Exercise task>
Starting from the first of the lines below and ending with the line that contains "declaration-font[interactable]: font: ▶", write those lines out again with "style.css" changed to "main.css" and everything else left as it is.

Extracted data>

+===+

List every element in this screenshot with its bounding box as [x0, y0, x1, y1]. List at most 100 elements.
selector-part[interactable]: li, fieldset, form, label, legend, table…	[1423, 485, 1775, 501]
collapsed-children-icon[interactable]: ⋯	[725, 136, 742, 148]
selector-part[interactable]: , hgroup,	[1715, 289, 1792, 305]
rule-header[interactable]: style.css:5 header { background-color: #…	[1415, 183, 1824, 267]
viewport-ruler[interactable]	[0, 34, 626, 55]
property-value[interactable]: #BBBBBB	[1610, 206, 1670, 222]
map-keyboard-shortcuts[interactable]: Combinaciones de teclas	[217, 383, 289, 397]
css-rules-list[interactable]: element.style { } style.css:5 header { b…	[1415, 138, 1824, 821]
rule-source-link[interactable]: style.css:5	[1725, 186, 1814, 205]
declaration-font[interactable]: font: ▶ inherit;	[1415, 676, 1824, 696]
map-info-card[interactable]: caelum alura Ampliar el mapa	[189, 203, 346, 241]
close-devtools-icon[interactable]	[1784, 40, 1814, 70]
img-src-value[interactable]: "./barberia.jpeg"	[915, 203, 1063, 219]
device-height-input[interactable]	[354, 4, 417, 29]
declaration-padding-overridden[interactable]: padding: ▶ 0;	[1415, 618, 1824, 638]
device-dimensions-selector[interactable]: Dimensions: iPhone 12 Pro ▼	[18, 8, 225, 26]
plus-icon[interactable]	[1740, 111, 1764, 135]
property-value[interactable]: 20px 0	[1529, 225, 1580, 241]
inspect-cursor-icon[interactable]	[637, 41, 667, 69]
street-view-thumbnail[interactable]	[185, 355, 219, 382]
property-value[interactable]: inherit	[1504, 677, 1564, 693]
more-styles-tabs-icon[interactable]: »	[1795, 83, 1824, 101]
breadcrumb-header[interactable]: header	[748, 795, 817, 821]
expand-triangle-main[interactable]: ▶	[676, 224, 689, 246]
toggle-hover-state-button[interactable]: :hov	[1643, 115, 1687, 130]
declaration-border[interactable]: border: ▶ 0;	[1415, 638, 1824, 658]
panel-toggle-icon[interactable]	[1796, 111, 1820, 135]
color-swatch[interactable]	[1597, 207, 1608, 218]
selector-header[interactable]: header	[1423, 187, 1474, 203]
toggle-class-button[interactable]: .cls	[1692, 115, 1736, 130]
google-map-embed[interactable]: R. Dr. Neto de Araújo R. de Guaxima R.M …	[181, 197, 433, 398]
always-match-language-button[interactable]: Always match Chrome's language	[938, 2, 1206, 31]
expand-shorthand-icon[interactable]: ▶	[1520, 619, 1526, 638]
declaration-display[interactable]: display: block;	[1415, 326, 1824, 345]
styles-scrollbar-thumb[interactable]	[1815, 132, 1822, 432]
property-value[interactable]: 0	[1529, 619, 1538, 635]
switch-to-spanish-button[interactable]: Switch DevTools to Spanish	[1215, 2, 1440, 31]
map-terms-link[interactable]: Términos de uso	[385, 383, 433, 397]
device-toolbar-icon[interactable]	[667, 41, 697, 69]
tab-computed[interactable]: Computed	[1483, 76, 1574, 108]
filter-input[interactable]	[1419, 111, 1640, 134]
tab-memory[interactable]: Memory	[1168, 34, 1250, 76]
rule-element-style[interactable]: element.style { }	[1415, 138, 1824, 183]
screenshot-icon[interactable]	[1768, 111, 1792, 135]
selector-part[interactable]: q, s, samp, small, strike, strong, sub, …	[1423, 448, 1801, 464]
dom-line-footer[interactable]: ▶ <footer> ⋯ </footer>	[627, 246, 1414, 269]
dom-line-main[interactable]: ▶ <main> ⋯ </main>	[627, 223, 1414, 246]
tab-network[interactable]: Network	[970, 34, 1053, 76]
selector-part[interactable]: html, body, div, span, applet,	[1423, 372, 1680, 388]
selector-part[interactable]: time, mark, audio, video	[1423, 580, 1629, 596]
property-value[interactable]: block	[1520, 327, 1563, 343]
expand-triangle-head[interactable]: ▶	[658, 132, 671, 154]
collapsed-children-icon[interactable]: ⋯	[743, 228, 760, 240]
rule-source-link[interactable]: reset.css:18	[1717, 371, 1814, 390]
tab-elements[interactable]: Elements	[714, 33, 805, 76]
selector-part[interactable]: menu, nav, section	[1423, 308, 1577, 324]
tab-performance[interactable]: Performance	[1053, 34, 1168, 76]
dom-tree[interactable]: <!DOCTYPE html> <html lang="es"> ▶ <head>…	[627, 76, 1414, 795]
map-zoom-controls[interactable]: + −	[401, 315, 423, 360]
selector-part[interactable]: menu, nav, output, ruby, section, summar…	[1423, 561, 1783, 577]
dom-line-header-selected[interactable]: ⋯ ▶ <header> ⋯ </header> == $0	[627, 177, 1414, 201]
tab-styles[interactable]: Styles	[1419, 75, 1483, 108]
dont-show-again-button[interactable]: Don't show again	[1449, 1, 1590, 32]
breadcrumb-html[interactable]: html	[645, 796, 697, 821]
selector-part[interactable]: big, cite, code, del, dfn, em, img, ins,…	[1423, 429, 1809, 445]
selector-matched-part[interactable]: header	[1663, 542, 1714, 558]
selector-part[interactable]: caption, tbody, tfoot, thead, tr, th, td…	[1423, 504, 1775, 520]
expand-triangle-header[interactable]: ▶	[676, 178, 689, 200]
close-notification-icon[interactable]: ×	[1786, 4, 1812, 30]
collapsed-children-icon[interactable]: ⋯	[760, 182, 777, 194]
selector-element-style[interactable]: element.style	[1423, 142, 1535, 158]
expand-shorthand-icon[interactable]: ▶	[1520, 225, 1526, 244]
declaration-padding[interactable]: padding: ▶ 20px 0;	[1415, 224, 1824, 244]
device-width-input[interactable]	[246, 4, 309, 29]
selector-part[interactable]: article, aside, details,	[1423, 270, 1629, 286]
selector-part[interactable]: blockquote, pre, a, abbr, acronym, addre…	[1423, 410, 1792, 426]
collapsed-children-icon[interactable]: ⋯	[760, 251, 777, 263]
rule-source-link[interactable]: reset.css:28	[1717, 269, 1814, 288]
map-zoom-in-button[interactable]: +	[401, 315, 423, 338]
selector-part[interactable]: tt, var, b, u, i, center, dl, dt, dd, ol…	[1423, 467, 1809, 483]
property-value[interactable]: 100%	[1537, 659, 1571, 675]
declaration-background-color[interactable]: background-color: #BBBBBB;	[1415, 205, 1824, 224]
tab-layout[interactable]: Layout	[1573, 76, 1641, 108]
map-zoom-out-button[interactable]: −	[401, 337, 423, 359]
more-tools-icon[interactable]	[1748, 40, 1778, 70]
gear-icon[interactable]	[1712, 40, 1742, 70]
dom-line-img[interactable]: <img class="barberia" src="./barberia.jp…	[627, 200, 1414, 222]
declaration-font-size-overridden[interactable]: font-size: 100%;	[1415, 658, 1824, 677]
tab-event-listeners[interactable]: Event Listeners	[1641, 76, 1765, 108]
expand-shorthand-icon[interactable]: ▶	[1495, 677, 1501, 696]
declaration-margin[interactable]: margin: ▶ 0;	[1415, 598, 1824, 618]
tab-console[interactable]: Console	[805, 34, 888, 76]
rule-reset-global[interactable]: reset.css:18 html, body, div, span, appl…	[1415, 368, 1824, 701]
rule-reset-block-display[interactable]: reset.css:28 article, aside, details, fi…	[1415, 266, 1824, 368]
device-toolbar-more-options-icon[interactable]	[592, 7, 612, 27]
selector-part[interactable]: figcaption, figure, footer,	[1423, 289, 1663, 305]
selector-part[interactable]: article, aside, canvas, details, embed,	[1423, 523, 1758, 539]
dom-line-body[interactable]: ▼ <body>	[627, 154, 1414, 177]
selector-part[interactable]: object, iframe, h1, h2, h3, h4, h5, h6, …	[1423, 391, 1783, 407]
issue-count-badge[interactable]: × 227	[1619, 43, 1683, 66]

+===+

Exercise output>
List every element in this screenshot with its bounding box as [x0, y0, x1, y1]. List at most 100 elements.
selector-part[interactable]: li, fieldset, form, label, legend, table…	[1423, 485, 1775, 501]
collapsed-children-icon[interactable]: ⋯	[725, 136, 742, 148]
selector-part[interactable]: , hgroup,	[1715, 289, 1792, 305]
rule-header[interactable]: main.css:5 header { background-color: #…	[1415, 183, 1824, 267]
viewport-ruler[interactable]	[0, 34, 626, 55]
property-value[interactable]: #BBBBBB	[1610, 206, 1670, 222]
map-keyboard-shortcuts[interactable]: Combinaciones de teclas	[217, 383, 289, 397]
css-rules-list[interactable]: element.style { } main.css:5 header { b…	[1415, 138, 1824, 821]
rule-source-link[interactable]: main.css:5	[1725, 186, 1814, 205]
declaration-font[interactable]: font: ▶ inherit;	[1415, 676, 1824, 696]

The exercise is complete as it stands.